• _Problem_
Show all lines holding the string "days".

━━━━━━━━━━

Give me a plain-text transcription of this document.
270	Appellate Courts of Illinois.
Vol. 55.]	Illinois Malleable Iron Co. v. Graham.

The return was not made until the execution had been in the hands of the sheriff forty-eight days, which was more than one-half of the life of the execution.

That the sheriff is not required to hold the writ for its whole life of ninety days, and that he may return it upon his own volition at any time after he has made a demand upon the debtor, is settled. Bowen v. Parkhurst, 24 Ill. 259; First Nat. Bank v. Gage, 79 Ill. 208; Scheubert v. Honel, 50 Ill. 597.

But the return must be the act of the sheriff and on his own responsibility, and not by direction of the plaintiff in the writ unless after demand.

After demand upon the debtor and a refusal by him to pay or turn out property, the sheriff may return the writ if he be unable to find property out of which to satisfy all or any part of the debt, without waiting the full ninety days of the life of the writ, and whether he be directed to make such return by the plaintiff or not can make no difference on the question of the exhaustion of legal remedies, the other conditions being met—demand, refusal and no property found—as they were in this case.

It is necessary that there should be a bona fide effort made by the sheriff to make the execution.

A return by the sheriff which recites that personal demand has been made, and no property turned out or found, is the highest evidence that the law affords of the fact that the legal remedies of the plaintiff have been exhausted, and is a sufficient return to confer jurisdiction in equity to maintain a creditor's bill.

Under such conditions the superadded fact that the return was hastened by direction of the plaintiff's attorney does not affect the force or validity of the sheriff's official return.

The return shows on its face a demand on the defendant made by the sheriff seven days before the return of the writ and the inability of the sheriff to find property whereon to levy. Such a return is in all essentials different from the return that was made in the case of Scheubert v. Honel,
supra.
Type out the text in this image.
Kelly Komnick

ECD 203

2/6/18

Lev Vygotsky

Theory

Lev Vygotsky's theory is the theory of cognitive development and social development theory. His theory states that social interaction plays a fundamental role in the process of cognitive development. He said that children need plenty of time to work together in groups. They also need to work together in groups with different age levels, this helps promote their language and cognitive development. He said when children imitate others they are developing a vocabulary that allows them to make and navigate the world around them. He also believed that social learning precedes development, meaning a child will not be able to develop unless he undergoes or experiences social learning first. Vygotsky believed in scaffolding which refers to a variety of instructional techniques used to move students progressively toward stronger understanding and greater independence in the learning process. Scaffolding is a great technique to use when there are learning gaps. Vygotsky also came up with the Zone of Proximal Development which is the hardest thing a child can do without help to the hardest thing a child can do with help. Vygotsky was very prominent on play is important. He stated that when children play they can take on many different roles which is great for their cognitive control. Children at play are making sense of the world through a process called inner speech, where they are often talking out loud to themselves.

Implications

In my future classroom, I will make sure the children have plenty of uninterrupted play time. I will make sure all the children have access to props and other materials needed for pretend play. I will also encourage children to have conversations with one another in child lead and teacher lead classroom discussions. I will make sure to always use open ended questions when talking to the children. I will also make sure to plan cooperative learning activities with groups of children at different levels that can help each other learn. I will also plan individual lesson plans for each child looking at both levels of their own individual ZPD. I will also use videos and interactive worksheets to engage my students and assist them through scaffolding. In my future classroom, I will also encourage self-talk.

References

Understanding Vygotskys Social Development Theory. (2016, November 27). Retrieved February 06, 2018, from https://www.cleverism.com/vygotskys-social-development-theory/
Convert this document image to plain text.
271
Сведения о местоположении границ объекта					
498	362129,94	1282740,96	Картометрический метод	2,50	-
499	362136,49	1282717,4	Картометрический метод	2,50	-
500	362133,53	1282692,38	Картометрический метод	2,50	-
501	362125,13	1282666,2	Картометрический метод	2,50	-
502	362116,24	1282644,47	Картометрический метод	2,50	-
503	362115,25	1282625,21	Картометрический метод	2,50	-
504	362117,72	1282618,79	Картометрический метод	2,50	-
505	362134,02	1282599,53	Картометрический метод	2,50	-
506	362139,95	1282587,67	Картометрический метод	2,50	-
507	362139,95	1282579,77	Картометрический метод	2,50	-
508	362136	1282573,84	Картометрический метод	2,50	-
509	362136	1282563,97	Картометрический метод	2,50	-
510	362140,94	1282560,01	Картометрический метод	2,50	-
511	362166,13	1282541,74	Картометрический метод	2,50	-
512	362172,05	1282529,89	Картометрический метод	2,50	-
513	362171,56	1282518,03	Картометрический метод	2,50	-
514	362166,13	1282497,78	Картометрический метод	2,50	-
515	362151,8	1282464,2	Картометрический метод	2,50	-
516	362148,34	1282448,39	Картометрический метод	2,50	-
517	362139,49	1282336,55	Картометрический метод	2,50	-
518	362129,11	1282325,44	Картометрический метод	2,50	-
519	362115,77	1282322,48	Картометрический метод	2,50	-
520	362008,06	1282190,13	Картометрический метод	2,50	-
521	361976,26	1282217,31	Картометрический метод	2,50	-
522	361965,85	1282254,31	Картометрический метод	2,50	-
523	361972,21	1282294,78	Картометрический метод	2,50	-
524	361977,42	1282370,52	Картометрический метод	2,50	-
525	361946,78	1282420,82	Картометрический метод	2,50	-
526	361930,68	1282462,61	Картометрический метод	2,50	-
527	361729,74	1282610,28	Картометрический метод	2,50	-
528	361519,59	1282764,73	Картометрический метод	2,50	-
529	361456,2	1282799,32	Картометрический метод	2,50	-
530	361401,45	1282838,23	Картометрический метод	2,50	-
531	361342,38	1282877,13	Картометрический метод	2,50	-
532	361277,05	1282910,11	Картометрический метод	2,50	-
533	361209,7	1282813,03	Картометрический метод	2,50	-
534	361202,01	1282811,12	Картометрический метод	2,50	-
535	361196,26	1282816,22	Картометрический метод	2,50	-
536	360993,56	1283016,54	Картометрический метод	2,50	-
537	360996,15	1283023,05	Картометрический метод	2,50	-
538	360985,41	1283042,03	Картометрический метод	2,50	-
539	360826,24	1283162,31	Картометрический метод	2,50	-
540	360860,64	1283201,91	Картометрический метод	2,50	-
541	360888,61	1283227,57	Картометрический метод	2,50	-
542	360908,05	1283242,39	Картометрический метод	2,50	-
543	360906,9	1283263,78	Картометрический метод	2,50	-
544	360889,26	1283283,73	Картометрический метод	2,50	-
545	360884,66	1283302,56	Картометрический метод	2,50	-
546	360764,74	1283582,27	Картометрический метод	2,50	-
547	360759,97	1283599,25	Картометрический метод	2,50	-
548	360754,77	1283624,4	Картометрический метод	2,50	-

━━━━━━━━━━

• _Written response_
The return was not made until the execution had been in the hands of the sheriff forty-eight days, which was more than one-half of the life of the execution.
That the sheriff is not required to hold the writ for its whole life of ninety days, and that he may return it upon his own volition at any time after he has made a demand upon the debtor, is settled. Bowen v. Parkhurst, 24 Ill. 259; First Nat. Bank v. Gage, 79 Ill. 208; Scheubert v. Honel, 50 Ill. 597.
After demand upon the debtor and a refusal by him to pay or turn out property, the sheriff may return the writ if he be unable to find property out of which to satisfy all or any part of the debt, without waiting the full ninety days of the life of the writ, and whether he be directed to make such return by the plaintiff or not can make no difference on the question of the exhaustion of legal remedies, the other conditions being met—demand, refusal and no property found—as they were in this case.
The return shows on its face a demand on the defendant made by the sheriff seven days before the return of the writ and the inability of the sheriff to find property whereon to levy. Such a return is in all essentials different from the return that was made in the case of Scheubert v. Honel,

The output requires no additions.